Reproduce the records below verbatim, from the line containing "Circle shape [266,386,270,390]" through the line containing "Bar [258,437,274,458]", both included.
——————
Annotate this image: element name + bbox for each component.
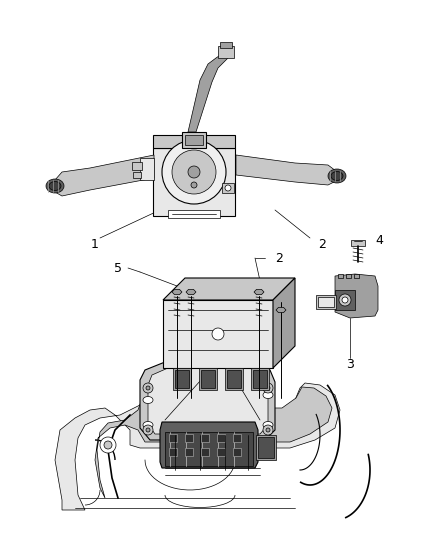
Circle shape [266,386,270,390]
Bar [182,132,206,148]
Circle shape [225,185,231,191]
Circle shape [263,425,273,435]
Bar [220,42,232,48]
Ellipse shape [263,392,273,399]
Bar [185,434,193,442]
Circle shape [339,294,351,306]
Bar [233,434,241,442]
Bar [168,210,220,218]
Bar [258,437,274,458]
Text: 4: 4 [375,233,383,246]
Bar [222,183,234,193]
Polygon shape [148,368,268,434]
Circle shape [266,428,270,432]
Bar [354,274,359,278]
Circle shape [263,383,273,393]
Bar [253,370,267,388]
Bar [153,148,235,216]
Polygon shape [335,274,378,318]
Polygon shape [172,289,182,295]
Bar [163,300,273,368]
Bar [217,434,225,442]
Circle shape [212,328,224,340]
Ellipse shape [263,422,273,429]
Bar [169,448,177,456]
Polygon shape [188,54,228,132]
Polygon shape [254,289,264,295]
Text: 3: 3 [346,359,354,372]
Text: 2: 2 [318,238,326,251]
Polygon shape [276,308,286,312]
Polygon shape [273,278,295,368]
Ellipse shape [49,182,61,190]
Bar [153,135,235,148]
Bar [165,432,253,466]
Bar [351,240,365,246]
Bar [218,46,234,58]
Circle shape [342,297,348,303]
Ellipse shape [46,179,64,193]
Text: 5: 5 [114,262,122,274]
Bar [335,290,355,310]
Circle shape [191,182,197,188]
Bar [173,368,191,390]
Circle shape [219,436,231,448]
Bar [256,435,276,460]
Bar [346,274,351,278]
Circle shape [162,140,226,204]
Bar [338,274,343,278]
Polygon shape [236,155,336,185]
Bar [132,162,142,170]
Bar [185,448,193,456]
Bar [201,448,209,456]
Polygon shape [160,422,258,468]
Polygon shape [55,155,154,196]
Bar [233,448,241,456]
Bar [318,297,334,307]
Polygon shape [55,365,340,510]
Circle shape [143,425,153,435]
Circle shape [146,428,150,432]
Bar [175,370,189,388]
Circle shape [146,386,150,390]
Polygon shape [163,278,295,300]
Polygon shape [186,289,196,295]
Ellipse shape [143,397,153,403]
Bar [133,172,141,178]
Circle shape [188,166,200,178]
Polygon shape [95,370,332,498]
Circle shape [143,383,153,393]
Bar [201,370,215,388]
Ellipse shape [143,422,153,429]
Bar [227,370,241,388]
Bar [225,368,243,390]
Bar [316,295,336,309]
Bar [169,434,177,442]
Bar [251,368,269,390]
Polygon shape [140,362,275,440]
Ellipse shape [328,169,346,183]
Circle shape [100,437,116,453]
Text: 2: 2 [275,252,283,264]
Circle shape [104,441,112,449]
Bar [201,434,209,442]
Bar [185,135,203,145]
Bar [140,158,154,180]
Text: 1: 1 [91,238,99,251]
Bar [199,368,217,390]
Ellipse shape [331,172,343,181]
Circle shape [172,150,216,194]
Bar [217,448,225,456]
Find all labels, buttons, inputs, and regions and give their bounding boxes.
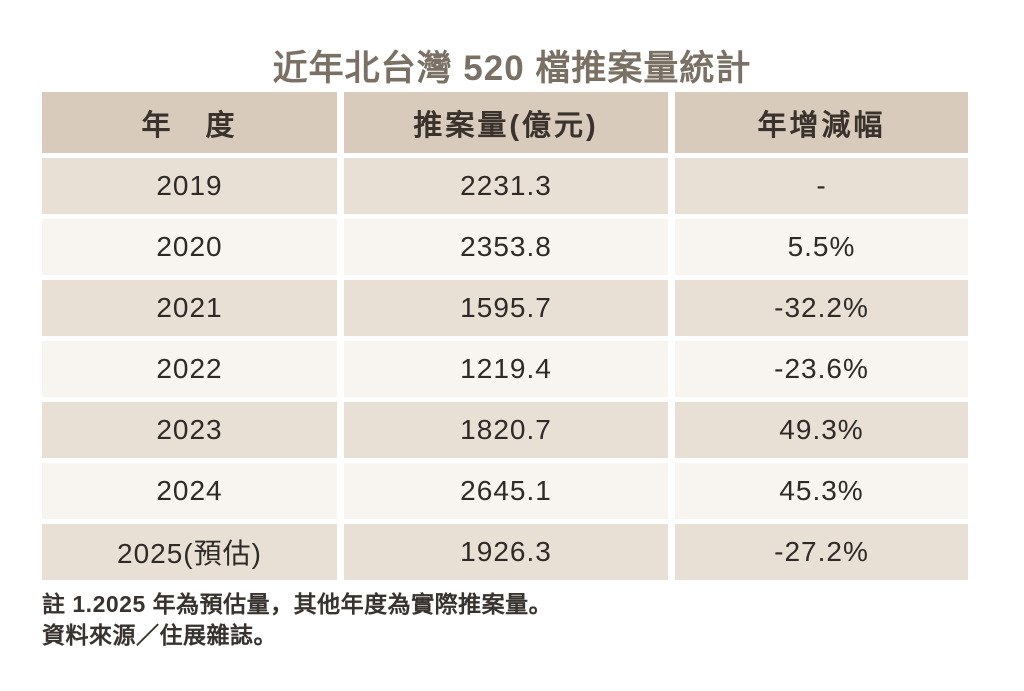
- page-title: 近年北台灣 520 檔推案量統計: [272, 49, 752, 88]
——————
Answer to the exercise —
Circle shape [266,386,270,390]
Bar [182,132,206,148]
Circle shape [225,185,231,191]
Circle shape [263,425,273,435]
Bar [220,42,232,48]
Ellipse shape [263,392,273,399]
Bar [185,434,193,442]
Circle shape [339,294,351,306]
Bar [233,434,241,442]
Bar [168,210,220,218]
Bar [258,437,274,458]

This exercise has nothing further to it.